Go through the material and write it all out exactly, minus the pictures.

begin Supplied records

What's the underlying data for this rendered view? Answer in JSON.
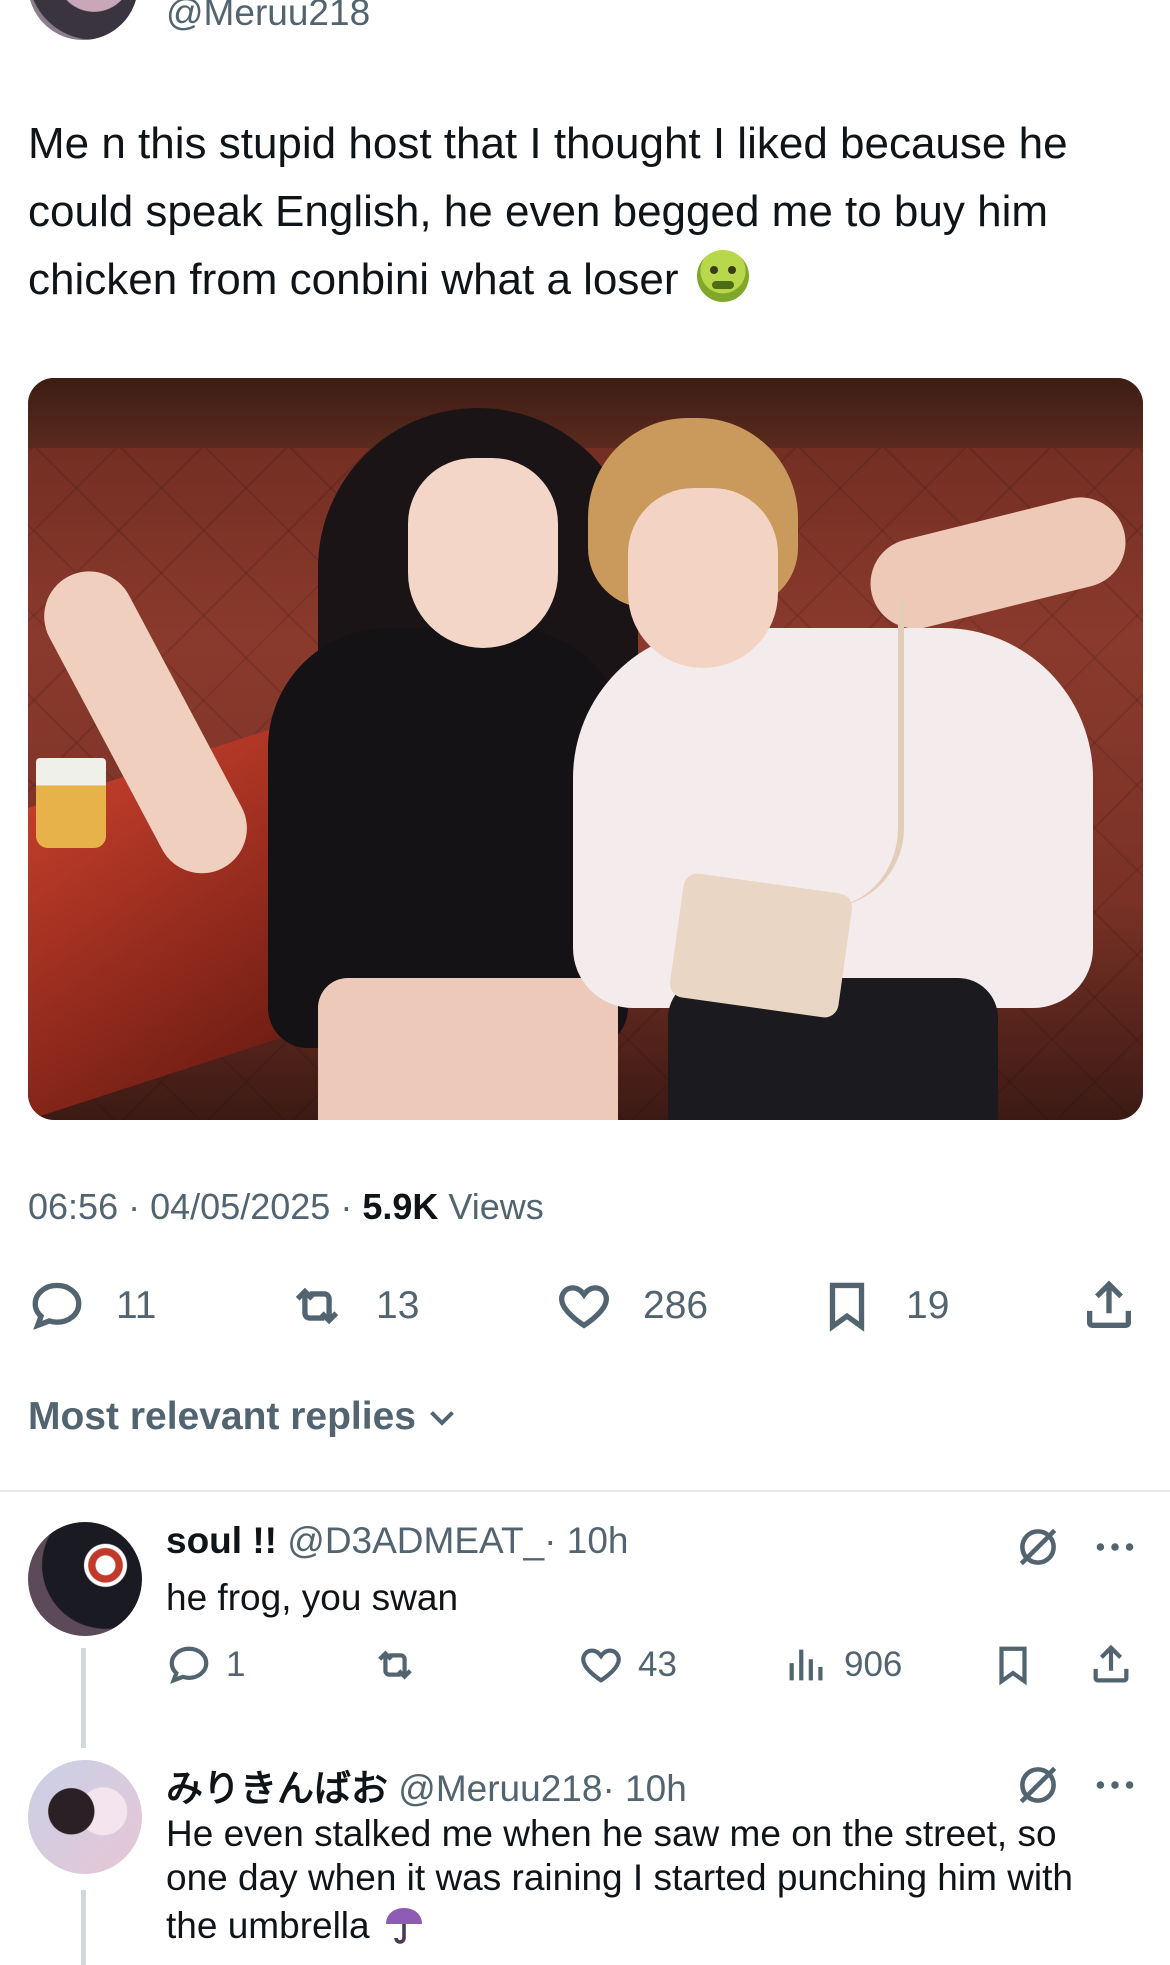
{
  "author": {
    "handle": "@Meruu218"
  },
  "tweet": {
    "text": "Me n this stupid host that I thought I liked because he could speak English, he even begged me to buy him chicken from conbini what a loser",
    "emoji": "nauseated-face",
    "time": "06:56",
    "date": "04/05/2025",
    "views_count": "5.9K",
    "views_label": "Views",
    "sep": "·"
  },
  "actions": {
    "replies": "11",
    "reposts": "13",
    "likes": "286",
    "bookmarks": "19"
  },
  "replies_section": {
    "title": "Most relevant replies"
  },
  "replies": [
    {
      "name": "soul !!",
      "handle": "@D3ADMEAT_",
      "time": "· 10h",
      "text": "he frog, you swan",
      "replies": "1",
      "likes": "43",
      "views": "906"
    },
    {
      "name": "みりきんばお",
      "handle": "@Meruu218",
      "time": "· 10h",
      "text": "He even stalked me when he saw me on the street, so one day when it was raining I started punching him with the umbrella",
      "emoji": "umbrella"
    }
  ],
  "colors": {
    "text": "#0f1419",
    "secondary": "#536471",
    "divider": "#e5e9ec"
  }
}
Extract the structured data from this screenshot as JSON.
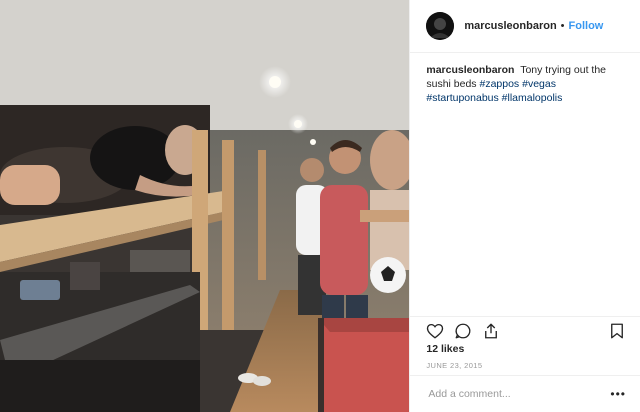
{
  "post": {
    "username": "marcusleonbaron",
    "separator": "•",
    "follow_label": "Follow",
    "caption": {
      "username": "marcusleonbaron",
      "text": "Tony trying out the sushi beds",
      "hashtags": [
        "#zappos",
        "#vegas",
        "#startuponabus",
        "#llamalopolis"
      ]
    },
    "likes": "12 likes",
    "date": "JUNE 23, 2015",
    "comment_placeholder": "Add a comment...",
    "more_label": "•••"
  },
  "icons": {
    "like": "heart-icon",
    "comment": "comment-icon",
    "share": "share-icon",
    "save": "bookmark-icon",
    "avatar": "avatar"
  },
  "colors": {
    "link": "#3897f0",
    "hashtag": "#003569",
    "text": "#262626",
    "muted": "#999999"
  }
}
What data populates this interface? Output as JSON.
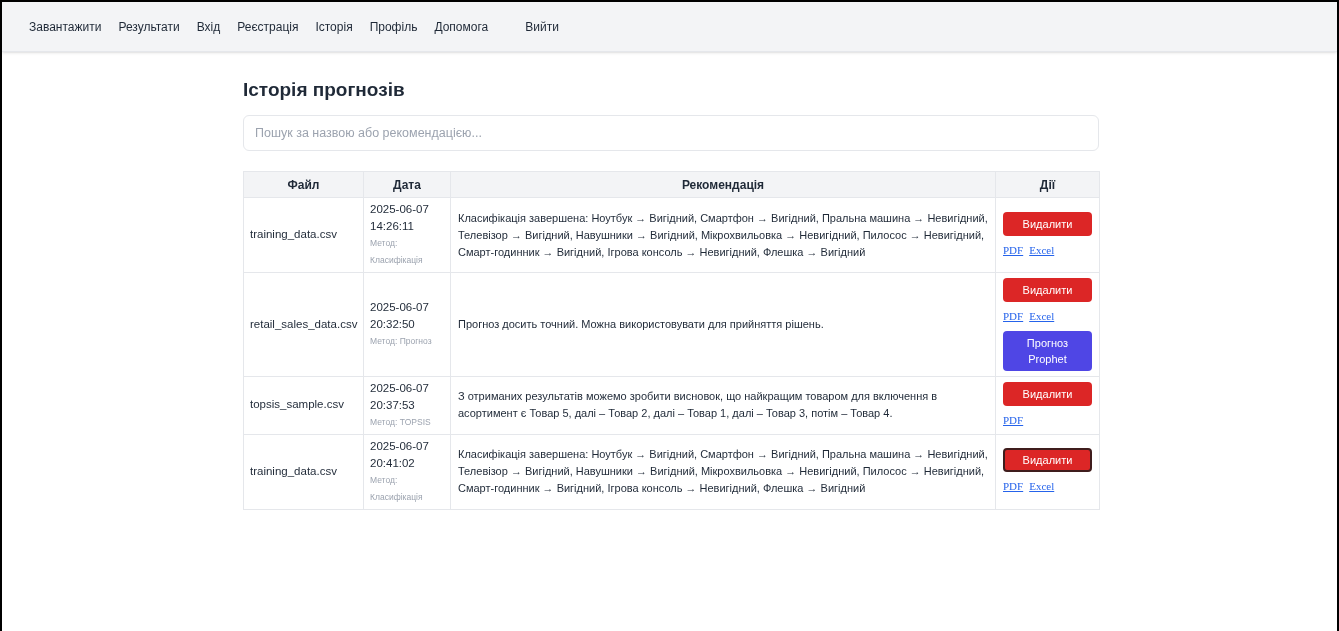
{
  "nav": [
    "Завантажити",
    "Результати",
    "Вхід",
    "Реєстрація",
    "Історія",
    "Профіль",
    "Допомога",
    "Вийти"
  ],
  "title": "Історія прогнозів",
  "search": {
    "placeholder": "Пошук за назвою або рекомендацією..."
  },
  "table": {
    "columns": [
      "Файл",
      "Дата",
      "Рекомендація",
      "Дії"
    ],
    "rows": [
      {
        "file": "training_data.csv",
        "date": "2025-06-07",
        "time": "14:26:11",
        "method": "Метод: Класифікація",
        "recommendation": "Класифікація завершена: Ноутбук → Вигідний, Смартфон → Вигідний, Пральна машина → Невигідний, Телевізор → Вигідний, Навушники → Вигідний, Мікрохвильовка → Невигідний, Пилосос → Невигідний, Смарт-годинник → Вигідний, Ігрова консоль → Невигідний, Флешка → Вигідний",
        "delete": {
          "label": "Видалити",
          "focused": false
        },
        "links": [
          "PDF",
          "Excel"
        ]
      },
      {
        "file": "retail_sales_data.csv",
        "date": "2025-06-07",
        "time": "20:32:50",
        "method": "Метод: Прогноз",
        "recommendation": "Прогноз досить точний. Можна використовувати для прийняття рішень.",
        "delete": {
          "label": "Видалити",
          "focused": false
        },
        "links": [
          "PDF",
          "Excel"
        ],
        "extra_button": "Прогноз Prophet"
      },
      {
        "file": "topsis_sample.csv",
        "date": "2025-06-07",
        "time": "20:37:53",
        "method": "Метод: TOPSIS",
        "recommendation": "З отриманих результатів можемо зробити висновок, що найкращим товаром для включення в асортимент є Товар 5, далі – Товар 2, далі – Товар 1, далі – Товар 3, потім – Товар 4.",
        "delete": {
          "label": "Видалити",
          "focused": false
        },
        "links": [
          "PDF"
        ]
      },
      {
        "file": "training_data.csv",
        "date": "2025-06-07",
        "time": "20:41:02",
        "method": "Метод: Класифікація",
        "recommendation": "Класифікація завершена: Ноутбук → Вигідний, Смартфон → Вигідний, Пральна машина → Невигідний, Телевізор → Вигідний, Навушники → Вигідний, Мікрохвильовка → Невигідний, Пилосос → Невигідний, Смарт-годинник → Вигідний, Ігрова консоль → Невигідний, Флешка → Вигідний",
        "delete": {
          "label": "Видалити",
          "focused": true
        },
        "links": [
          "PDF",
          "Excel"
        ]
      }
    ]
  }
}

end Supplied records

- _The solution_:
What's the underlying data for this rendered view? Answer in JSON.
{
  "author": {
    "handle": "@Meruu218"
  },
  "tweet": {
    "text": "Me n this stupid host that I thought I liked because he could speak English, he even begged me to buy him chicken from conbini what a loser",
    "emoji": "nauseated-face",
    "time": "06:56",
    "date": "04/05/2025",
    "views_count": "5.9K",
    "views_label": "Views",
    "sep": "·"
  },
  "actions": {
    "replies": "11",
    "reposts": "13",
    "likes": "286",
    "bookmarks": "19"
  },
  "replies_section": {
    "title": "Most relevant replies"
  },
  "replies": [
    {
      "name": "soul !!",
      "handle": "@D3ADMEAT_",
      "time": "· 10h",
      "text": "he frog, you swan",
      "replies": "1",
      "likes": "43",
      "views": "906"
    },
    {
      "name": "みりきんばお",
      "handle": "@Meruu218",
      "time": "· 10h",
      "text": "He even stalked me when he saw me on the street, so one day when it was raining I started punching him with the umbrella",
      "emoji": "umbrella"
    }
  ],
  "colors": {
    "text": "#0f1419",
    "secondary": "#536471",
    "divider": "#e5e9ec"
  }
}
Extract the structured data from this screenshot as JSON.
{
  "post": {
    "username": "marcusleonbaron",
    "separator": "•",
    "follow_label": "Follow",
    "caption": {
      "username": "marcusleonbaron",
      "text": "Tony trying out the sushi beds",
      "hashtags": [
        "#zappos",
        "#vegas",
        "#startuponabus",
        "#llamalopolis"
      ]
    },
    "likes": "12 likes",
    "date": "JUNE 23, 2015",
    "comment_placeholder": "Add a comment...",
    "more_label": "•••"
  },
  "icons": {
    "like": "heart-icon",
    "comment": "comment-icon",
    "share": "share-icon",
    "save": "bookmark-icon",
    "avatar": "avatar"
  },
  "colors": {
    "link": "#3897f0",
    "hashtag": "#003569",
    "text": "#262626",
    "muted": "#999999"
  }
}
What data populates this interface? Output as JSON.
{
  "nav": [
    "Завантажити",
    "Результати",
    "Вхід",
    "Реєстрація",
    "Історія",
    "Профіль",
    "Допомога",
    "Вийти"
  ],
  "title": "Історія прогнозів",
  "search": {
    "placeholder": "Пошук за назвою або рекомендацією..."
  },
  "table": {
    "columns": [
      "Файл",
      "Дата",
      "Рекомендація",
      "Дії"
    ],
    "rows": [
      {
        "file": "training_data.csv",
        "date": "2025-06-07",
        "time": "14:26:11",
        "method": "Метод: Класифікація",
        "recommendation": "Класифікація завершена: Ноутбук → Вигідний, Смартфон → Вигідний, Пральна машина → Невигідний, Телевізор → Вигідний, Навушники → Вигідний, Мікрохвильовка → Невигідний, Пилосос → Невигідний, Смарт-годинник → Вигідний, Ігрова консоль → Невигідний, Флешка → Вигідний",
        "delete": {
          "label": "Видалити",
          "focused": false
        },
        "links": [
          "PDF",
          "Excel"
        ]
      },
      {
        "file": "retail_sales_data.csv",
        "date": "2025-06-07",
        "time": "20:32:50",
        "method": "Метод: Прогноз",
        "recommendation": "Прогноз досить точний. Можна використовувати для прийняття рішень.",
        "delete": {
          "label": "Видалити",
          "focused": false
        },
        "links": [
          "PDF",
          "Excel"
        ],
        "extra_button": "Прогноз Prophet"
      },
      {
        "file": "topsis_sample.csv",
        "date": "2025-06-07",
        "time": "20:37:53",
        "method": "Метод: TOPSIS",
        "recommendation": "З отриманих результатів можемо зробити висновок, що найкращим товаром для включення в асортимент є Товар 5, далі – Товар 2, далі – Товар 1, далі – Товар 3, потім – Товар 4.",
        "delete": {
          "label": "Видалити",
          "focused": false
        },
        "links": [
          "PDF"
        ]
      },
      {
        "file": "training_data.csv",
        "date": "2025-06-07",
        "time": "20:41:02",
        "method": "Метод: Класифікація",
        "recommendation": "Класифікація завершена: Ноутбук → Вигідний, Смартфон → Вигідний, Пральна машина → Невигідний, Телевізор → Вигідний, Навушники → Вигідний, Мікрохвильовка → Невигідний, Пилосос → Невигідний, Смарт-годинник → Вигідний, Ігрова консоль → Невигідний, Флешка → Вигідний",
        "delete": {
          "label": "Видалити",
          "focused": true
        },
        "links": [
          "PDF",
          "Excel"
        ]
      }
    ]
  }
}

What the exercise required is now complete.